• _TRY IT_
The entries below must be retyped exactly. Pictures are to be omitted.

[Extracted data entries]
=-=-=

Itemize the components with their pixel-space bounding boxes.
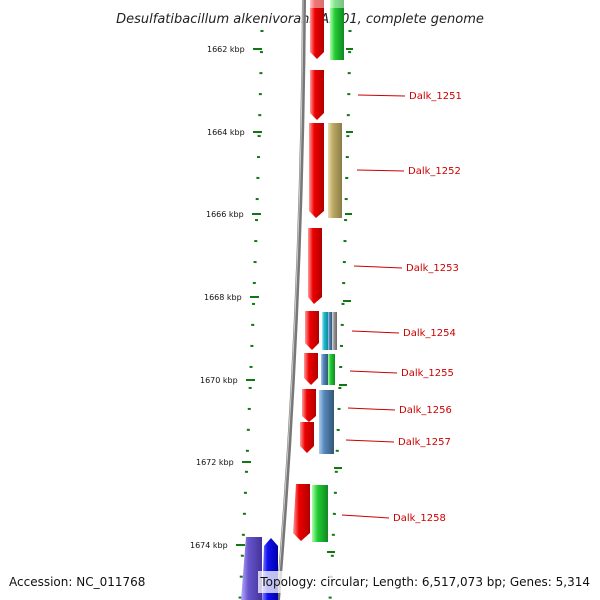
gene-block[interactable] xyxy=(322,312,328,350)
gene-block[interactable] xyxy=(319,390,334,454)
gene-block[interactable] xyxy=(328,312,332,350)
gene-label[interactable]: Dalk_1254 xyxy=(403,328,456,339)
genome-title: Desulfatibacillum alkenivorans AK-01, co… xyxy=(116,12,484,27)
genome-backbone-highlight xyxy=(276,0,304,600)
right-ticks xyxy=(327,48,353,553)
gene-arrow[interactable] xyxy=(241,537,262,600)
gene-arrow[interactable] xyxy=(309,123,324,218)
gene-labels: Dalk_1251 Dalk_1252 Dalk_1253 Dalk_1254 … xyxy=(341,91,462,524)
gene-arrow[interactable] xyxy=(302,389,316,422)
label-leader xyxy=(356,169,405,172)
label-leader xyxy=(341,514,390,519)
gene-arrow[interactable] xyxy=(308,228,322,304)
footer-topology-backdrop xyxy=(258,571,594,593)
label-leader xyxy=(351,330,400,334)
gene-block[interactable] xyxy=(312,485,328,542)
gene-label[interactable]: Dalk_1256 xyxy=(399,405,452,416)
gene-label[interactable]: Dalk_1252 xyxy=(408,166,461,177)
kbp-label: 1672 kbp xyxy=(196,458,234,467)
kbp-label: 1670 kbp xyxy=(200,376,238,385)
topology-text: Topology: circular; Length: 6,517,073 bp… xyxy=(259,575,590,589)
gene-block[interactable] xyxy=(328,354,335,385)
gene-block[interactable] xyxy=(310,0,324,8)
gene-block[interactable] xyxy=(321,354,328,385)
gene-label[interactable]: Dalk_1257 xyxy=(398,437,451,448)
gene-label[interactable]: Dalk_1255 xyxy=(401,368,454,379)
label-leader xyxy=(347,407,396,411)
label-leader xyxy=(345,439,395,443)
gene-arrow[interactable] xyxy=(305,311,319,350)
gene-block[interactable] xyxy=(332,312,337,350)
gene-label[interactable]: Dalk_1253 xyxy=(406,263,459,274)
label-leader xyxy=(349,370,398,374)
gene-label[interactable]: Dalk_1251 xyxy=(409,91,462,102)
label-leader xyxy=(357,94,406,97)
label-leader xyxy=(353,265,403,269)
kbp-label: 1666 kbp xyxy=(206,210,244,219)
accession-text: Accession: NC_011768 xyxy=(9,575,145,589)
gene-arrow[interactable] xyxy=(293,484,310,541)
gene-block[interactable] xyxy=(330,0,344,8)
kbp-label: 1662 kbp xyxy=(207,45,245,54)
ruler-ring-left xyxy=(238,29,264,600)
kbp-label: 1674 kbp xyxy=(190,541,228,550)
genome-backbone xyxy=(276,0,306,600)
gene-arrow[interactable] xyxy=(310,0,324,59)
gene-arrow[interactable] xyxy=(310,70,324,120)
gene-block[interactable] xyxy=(330,0,344,60)
gene-label[interactable]: Dalk_1258 xyxy=(393,513,446,524)
gene-block[interactable] xyxy=(328,123,342,218)
gene-arrow[interactable] xyxy=(300,422,314,453)
gene-arrow[interactable] xyxy=(304,353,318,385)
kbp-label: 1668 kbp xyxy=(204,293,242,302)
kbp-ruler: 1662 kbp 1664 kbp 1666 kbp 1668 kbp 1670… xyxy=(190,45,262,550)
kbp-label: 1664 kbp xyxy=(207,128,245,137)
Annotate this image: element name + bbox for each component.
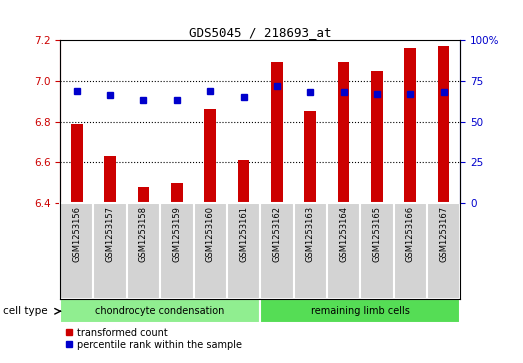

=-=-=

• _SOLUTION FOR THIS TASK_
Itemize the components with their pixel-space bounding boxes.
gene-block[interactable] xyxy=(322,312,328,350)
gene-block[interactable] xyxy=(319,390,334,454)
gene-block[interactable] xyxy=(328,312,332,350)
gene-label[interactable]: Dalk_1254 xyxy=(403,328,456,339)
genome-title: Desulfatibacillum alkenivorans AK-01, co… xyxy=(116,12,484,27)
genome-backbone-highlight xyxy=(276,0,304,600)
right-ticks xyxy=(327,48,353,553)
gene-arrow[interactable] xyxy=(241,537,262,600)
gene-arrow[interactable] xyxy=(309,123,324,218)
gene-labels: Dalk_1251 Dalk_1252 Dalk_1253 Dalk_1254 … xyxy=(341,91,462,524)
gene-arrow[interactable] xyxy=(302,389,316,422)
label-leader xyxy=(356,169,405,172)
label-leader xyxy=(341,514,390,519)
gene-arrow[interactable] xyxy=(308,228,322,304)
footer-topology-backdrop xyxy=(258,571,594,593)
label-leader xyxy=(351,330,400,334)
gene-block[interactable] xyxy=(312,485,328,542)
gene-label[interactable]: Dalk_1256 xyxy=(399,405,452,416)
gene-label[interactable]: Dalk_1252 xyxy=(408,166,461,177)
kbp-label: 1672 kbp xyxy=(196,458,234,467)
kbp-label: 1670 kbp xyxy=(200,376,238,385)
topology-text: Topology: circular; Length: 6,517,073 bp… xyxy=(259,575,590,589)
gene-block[interactable] xyxy=(328,354,335,385)
gene-block[interactable] xyxy=(310,0,324,8)
gene-block[interactable] xyxy=(321,354,328,385)
gene-label[interactable]: Dalk_1257 xyxy=(398,437,451,448)
gene-label[interactable]: Dalk_1255 xyxy=(401,368,454,379)
label-leader xyxy=(347,407,396,411)
label-leader xyxy=(345,439,395,443)
gene-arrow[interactable] xyxy=(305,311,319,350)
gene-block[interactable] xyxy=(332,312,337,350)
gene-label[interactable]: Dalk_1253 xyxy=(406,263,459,274)
label-leader xyxy=(349,370,398,374)
gene-label[interactable]: Dalk_1251 xyxy=(409,91,462,102)
label-leader xyxy=(357,94,406,97)
label-leader xyxy=(353,265,403,269)
kbp-label: 1666 kbp xyxy=(206,210,244,219)
accession-text: Accession: NC_011768 xyxy=(9,575,145,589)
gene-arrow[interactable] xyxy=(293,484,310,541)
gene-block[interactable] xyxy=(330,0,344,8)
kbp-label: 1662 kbp xyxy=(207,45,245,54)
ruler-ring-left xyxy=(238,29,264,600)
kbp-label: 1674 kbp xyxy=(190,541,228,550)
genome-backbone xyxy=(276,0,306,600)
gene-arrow[interactable] xyxy=(310,0,324,59)
gene-arrow[interactable] xyxy=(310,70,324,120)
gene-block[interactable] xyxy=(330,0,344,60)
gene-label[interactable]: Dalk_1258 xyxy=(393,513,446,524)
gene-block[interactable] xyxy=(328,123,342,218)
gene-arrow[interactable] xyxy=(300,422,314,453)
gene-arrow[interactable] xyxy=(304,353,318,385)
kbp-label: 1668 kbp xyxy=(204,293,242,302)
kbp-ruler: 1662 kbp 1664 kbp 1666 kbp 1668 kbp 1670… xyxy=(190,45,262,550)
kbp-label: 1664 kbp xyxy=(207,128,245,137)
Annotate this image: element name + bbox for each component.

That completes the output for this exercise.